Direction:
In the entries below, find every line holding the string "JSON" and collect it.

------ Data in this exercise

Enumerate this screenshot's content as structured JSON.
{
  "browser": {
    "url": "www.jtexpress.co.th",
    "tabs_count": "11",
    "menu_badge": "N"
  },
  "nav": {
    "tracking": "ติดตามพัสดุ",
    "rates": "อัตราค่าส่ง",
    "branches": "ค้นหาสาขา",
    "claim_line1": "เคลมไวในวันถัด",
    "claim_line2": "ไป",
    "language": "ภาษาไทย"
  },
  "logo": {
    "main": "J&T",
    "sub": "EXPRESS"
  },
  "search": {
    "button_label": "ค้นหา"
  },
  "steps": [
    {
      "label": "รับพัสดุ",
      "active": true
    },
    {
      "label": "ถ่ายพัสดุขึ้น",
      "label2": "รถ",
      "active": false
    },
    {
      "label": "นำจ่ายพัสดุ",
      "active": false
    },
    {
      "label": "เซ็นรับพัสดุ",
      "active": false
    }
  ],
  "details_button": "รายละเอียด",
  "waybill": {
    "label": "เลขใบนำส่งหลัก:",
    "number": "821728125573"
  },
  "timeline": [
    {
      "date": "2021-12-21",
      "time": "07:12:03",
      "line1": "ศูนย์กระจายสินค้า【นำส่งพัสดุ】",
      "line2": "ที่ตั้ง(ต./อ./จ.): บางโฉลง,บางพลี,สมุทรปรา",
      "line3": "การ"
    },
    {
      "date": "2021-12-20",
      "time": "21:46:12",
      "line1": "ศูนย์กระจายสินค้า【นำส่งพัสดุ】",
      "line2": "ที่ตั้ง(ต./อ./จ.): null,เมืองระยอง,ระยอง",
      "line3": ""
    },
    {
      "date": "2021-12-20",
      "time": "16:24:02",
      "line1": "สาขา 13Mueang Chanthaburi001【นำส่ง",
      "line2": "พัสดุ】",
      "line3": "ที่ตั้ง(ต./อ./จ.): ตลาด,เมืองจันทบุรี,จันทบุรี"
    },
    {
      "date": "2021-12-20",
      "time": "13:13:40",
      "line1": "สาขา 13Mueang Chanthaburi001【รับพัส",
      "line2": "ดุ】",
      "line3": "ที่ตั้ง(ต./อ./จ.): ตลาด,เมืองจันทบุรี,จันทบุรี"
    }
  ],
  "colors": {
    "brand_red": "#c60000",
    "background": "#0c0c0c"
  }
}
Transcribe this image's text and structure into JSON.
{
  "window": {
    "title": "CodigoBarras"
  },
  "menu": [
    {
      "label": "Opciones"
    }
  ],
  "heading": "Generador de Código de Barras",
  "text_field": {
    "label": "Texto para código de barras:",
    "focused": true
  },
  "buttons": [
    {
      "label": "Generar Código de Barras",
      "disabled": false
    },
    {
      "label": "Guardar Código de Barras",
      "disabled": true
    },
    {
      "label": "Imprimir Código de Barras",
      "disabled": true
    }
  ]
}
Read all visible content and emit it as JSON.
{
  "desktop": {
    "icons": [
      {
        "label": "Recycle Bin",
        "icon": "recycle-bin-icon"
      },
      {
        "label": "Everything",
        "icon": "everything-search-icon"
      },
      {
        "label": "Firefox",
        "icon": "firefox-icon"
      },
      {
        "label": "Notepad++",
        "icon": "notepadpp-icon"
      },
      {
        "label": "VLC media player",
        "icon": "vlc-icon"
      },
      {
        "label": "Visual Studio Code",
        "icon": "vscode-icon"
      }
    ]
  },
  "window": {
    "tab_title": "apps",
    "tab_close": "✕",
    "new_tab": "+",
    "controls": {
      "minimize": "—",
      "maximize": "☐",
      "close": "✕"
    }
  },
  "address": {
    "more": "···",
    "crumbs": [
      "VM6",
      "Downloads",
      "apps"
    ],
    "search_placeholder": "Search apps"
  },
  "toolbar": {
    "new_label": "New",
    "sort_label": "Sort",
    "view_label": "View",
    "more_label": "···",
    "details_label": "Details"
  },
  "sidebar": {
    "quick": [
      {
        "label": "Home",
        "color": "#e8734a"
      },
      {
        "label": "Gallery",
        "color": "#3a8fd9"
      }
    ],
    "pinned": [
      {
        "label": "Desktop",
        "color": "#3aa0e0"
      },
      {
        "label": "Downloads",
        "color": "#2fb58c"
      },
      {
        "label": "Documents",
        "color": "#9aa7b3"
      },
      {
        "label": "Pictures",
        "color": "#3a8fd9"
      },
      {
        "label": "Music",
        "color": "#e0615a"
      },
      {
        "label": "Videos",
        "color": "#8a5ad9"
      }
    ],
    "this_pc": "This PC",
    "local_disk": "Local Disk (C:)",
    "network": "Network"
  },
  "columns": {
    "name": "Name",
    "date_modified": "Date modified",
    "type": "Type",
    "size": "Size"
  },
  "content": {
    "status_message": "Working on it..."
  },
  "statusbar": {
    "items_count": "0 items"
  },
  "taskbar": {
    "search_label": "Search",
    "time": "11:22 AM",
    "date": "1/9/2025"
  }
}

------------

Exercise output:
Enumerate this screenshot's content as structured JSON.
Transcribe this image's text and structure into JSON.
Read all visible content and emit it as JSON.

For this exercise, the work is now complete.